▶ _REQUIREMENTS_:
State the number of lines that contain "KEADAAN", with no other text.

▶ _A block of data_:
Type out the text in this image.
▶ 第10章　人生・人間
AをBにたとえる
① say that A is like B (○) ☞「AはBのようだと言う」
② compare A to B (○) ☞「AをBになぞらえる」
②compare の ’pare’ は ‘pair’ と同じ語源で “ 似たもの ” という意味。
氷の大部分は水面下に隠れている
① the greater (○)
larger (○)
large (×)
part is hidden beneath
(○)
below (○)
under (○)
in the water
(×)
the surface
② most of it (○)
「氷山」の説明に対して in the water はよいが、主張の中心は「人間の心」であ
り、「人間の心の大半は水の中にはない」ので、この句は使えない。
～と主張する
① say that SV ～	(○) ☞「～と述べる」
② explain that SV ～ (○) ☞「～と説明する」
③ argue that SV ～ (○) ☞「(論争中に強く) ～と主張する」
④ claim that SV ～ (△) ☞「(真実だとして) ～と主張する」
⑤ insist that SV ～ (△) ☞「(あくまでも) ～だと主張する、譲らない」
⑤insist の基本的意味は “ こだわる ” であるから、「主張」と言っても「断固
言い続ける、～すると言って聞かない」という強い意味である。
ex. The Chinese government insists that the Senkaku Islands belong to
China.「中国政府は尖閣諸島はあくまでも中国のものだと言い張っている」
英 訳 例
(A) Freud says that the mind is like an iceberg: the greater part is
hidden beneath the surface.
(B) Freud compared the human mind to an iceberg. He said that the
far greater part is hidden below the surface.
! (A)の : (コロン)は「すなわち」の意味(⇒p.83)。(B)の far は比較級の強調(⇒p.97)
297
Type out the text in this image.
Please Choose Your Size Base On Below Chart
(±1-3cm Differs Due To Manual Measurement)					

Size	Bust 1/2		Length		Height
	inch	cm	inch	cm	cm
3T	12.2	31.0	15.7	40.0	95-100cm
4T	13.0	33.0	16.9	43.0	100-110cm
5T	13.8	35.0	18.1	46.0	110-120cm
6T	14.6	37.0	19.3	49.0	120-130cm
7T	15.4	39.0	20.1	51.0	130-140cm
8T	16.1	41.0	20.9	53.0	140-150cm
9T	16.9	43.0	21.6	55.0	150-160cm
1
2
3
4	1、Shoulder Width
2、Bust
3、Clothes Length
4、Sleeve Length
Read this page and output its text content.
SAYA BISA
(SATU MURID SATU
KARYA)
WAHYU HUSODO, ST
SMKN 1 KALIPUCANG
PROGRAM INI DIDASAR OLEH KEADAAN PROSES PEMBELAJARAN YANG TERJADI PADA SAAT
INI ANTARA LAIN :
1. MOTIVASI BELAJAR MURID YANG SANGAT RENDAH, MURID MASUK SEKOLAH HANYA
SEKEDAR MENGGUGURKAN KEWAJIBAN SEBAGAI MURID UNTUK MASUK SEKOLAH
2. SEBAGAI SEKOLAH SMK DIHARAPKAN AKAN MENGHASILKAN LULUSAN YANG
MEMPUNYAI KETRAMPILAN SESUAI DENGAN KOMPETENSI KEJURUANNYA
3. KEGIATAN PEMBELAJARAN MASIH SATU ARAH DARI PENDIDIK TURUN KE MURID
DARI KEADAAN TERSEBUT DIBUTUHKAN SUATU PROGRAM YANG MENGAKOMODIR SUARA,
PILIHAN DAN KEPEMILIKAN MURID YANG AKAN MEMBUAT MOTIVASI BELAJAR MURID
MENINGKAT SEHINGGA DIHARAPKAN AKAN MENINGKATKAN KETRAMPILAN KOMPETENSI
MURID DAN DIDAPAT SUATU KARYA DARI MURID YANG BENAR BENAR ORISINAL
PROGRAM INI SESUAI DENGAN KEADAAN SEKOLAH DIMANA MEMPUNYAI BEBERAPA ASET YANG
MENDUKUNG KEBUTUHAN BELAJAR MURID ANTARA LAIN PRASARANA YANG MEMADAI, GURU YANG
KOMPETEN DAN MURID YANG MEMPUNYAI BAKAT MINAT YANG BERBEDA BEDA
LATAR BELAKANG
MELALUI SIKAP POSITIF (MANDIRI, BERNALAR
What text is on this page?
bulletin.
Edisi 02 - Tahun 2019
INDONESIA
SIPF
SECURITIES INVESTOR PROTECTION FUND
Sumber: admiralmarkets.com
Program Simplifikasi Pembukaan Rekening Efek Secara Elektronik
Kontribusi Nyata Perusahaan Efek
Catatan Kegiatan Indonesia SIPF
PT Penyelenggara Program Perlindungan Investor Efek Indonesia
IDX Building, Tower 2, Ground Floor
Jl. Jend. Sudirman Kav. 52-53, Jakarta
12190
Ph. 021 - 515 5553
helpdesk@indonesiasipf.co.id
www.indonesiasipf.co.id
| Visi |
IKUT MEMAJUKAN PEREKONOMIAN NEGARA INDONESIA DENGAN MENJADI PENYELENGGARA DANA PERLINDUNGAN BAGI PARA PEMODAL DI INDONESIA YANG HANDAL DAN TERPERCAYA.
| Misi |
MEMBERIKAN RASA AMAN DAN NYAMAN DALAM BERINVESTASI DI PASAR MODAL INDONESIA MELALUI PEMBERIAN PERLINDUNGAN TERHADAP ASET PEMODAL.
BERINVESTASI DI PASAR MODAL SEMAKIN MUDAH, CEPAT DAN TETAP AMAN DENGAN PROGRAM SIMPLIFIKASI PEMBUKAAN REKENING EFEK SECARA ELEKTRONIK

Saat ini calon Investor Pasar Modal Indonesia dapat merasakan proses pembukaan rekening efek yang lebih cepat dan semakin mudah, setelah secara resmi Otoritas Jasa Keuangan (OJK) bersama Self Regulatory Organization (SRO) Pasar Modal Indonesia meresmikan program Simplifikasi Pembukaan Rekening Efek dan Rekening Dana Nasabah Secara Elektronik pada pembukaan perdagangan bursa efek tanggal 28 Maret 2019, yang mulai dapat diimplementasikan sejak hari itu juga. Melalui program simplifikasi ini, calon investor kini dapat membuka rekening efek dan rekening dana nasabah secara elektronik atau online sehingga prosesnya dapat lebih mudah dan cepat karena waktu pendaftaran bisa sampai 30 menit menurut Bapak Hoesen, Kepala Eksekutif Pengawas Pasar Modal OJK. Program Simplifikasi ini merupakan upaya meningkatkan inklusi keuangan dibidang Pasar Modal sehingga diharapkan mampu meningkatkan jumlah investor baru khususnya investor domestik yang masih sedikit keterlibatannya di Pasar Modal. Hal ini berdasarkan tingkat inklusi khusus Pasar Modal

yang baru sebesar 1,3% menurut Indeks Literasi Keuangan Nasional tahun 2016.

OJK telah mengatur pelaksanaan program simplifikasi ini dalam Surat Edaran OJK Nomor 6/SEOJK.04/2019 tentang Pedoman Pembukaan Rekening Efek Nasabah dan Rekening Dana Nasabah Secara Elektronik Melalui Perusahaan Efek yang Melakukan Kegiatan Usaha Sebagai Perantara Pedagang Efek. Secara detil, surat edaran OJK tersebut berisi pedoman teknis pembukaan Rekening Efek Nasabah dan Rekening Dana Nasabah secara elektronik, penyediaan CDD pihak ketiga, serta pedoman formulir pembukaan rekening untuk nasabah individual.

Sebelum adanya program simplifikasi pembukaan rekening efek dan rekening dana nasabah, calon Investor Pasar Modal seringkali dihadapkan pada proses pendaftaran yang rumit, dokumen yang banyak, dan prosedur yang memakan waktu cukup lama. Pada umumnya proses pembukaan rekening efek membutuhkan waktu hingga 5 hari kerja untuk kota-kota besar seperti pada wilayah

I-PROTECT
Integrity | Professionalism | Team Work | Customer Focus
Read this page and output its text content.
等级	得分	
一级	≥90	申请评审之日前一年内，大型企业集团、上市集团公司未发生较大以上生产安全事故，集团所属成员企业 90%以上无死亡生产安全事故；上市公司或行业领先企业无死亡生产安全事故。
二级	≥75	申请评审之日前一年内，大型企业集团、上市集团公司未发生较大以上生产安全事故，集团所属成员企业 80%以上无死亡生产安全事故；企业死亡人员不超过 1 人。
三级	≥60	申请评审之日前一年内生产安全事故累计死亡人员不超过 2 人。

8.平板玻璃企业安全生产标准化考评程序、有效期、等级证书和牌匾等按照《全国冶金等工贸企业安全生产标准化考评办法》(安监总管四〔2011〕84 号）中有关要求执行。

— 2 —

▶ _TASK RESULT_:
3